[Start of EXERCISE INPUT]
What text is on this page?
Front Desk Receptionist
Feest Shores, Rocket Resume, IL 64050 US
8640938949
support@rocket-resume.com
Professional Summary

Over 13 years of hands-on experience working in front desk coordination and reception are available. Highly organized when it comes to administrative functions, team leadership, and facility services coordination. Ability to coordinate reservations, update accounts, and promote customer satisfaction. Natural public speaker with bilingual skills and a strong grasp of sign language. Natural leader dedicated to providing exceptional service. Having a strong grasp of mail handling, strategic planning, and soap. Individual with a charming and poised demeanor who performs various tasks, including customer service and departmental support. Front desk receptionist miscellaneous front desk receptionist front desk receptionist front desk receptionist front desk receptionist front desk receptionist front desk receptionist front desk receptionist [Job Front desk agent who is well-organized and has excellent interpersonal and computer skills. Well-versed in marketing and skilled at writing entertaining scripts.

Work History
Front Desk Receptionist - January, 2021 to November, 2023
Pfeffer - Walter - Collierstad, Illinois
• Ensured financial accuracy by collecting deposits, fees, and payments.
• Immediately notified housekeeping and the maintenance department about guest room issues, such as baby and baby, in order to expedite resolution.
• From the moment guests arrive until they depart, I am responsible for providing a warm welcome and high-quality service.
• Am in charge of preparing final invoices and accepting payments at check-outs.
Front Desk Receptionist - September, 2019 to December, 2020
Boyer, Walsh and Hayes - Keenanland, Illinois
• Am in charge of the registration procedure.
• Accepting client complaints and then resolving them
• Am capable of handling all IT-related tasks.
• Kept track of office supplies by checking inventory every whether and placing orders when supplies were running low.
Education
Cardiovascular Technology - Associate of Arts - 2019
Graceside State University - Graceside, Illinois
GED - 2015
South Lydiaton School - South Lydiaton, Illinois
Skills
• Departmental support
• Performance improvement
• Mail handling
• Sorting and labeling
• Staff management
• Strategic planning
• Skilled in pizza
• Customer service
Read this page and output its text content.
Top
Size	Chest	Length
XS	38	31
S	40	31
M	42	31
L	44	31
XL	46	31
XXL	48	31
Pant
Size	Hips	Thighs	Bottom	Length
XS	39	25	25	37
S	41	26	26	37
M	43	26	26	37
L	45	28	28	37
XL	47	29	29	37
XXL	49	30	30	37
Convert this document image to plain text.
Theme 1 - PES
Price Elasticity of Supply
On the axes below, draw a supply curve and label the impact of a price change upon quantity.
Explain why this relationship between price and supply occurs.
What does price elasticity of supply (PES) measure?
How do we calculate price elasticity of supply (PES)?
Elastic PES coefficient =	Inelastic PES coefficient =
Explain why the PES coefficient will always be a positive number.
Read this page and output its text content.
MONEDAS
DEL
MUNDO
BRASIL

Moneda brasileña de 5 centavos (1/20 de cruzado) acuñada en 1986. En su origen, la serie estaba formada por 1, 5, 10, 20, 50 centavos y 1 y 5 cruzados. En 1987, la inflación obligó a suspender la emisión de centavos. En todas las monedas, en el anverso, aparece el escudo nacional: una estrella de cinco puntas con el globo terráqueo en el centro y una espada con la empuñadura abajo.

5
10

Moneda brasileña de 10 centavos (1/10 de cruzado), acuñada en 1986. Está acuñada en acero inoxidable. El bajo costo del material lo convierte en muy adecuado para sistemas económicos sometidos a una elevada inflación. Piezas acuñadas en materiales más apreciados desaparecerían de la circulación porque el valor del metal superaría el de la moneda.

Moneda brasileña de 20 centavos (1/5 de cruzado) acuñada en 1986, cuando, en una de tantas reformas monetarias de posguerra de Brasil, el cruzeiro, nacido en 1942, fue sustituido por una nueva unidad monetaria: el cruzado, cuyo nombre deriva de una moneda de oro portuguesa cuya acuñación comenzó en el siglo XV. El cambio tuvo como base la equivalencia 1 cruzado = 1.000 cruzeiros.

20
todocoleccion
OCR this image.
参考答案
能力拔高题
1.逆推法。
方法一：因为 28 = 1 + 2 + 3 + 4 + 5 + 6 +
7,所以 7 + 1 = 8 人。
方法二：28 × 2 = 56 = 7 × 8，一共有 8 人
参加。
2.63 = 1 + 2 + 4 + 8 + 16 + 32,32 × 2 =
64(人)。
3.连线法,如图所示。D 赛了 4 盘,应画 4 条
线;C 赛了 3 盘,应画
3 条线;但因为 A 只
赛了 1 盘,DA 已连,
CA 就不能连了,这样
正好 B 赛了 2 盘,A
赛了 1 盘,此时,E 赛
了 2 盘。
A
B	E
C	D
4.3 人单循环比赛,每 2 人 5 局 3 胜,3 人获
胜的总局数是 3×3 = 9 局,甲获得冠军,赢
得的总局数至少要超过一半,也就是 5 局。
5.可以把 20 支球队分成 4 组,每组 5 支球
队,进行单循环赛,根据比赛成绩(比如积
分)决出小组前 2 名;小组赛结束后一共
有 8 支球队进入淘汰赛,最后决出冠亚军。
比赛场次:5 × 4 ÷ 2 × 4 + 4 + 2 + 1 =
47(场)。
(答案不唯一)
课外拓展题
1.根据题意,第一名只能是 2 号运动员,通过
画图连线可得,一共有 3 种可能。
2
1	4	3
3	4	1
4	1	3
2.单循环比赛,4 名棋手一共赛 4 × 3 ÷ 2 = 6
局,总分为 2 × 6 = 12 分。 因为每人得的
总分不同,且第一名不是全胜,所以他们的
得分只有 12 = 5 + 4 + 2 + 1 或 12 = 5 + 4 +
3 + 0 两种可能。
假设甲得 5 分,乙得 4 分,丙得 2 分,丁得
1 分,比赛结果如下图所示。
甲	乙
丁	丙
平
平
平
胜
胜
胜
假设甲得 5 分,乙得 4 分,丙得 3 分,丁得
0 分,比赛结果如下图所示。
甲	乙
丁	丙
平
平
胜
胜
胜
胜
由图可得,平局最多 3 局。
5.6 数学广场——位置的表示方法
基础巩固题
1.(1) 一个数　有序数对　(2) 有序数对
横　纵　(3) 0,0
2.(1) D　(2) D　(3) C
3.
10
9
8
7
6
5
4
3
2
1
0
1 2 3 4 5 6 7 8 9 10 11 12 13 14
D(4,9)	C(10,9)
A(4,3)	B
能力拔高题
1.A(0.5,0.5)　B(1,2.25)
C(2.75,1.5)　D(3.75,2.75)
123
[End of EXERCISE INPUT]
- _WHAT IS BEING ASKED_
Lines containing "Illinois" are to be counted. State the total and add nothing.

- _SOLUTION FOR THIS PROBLEM_
4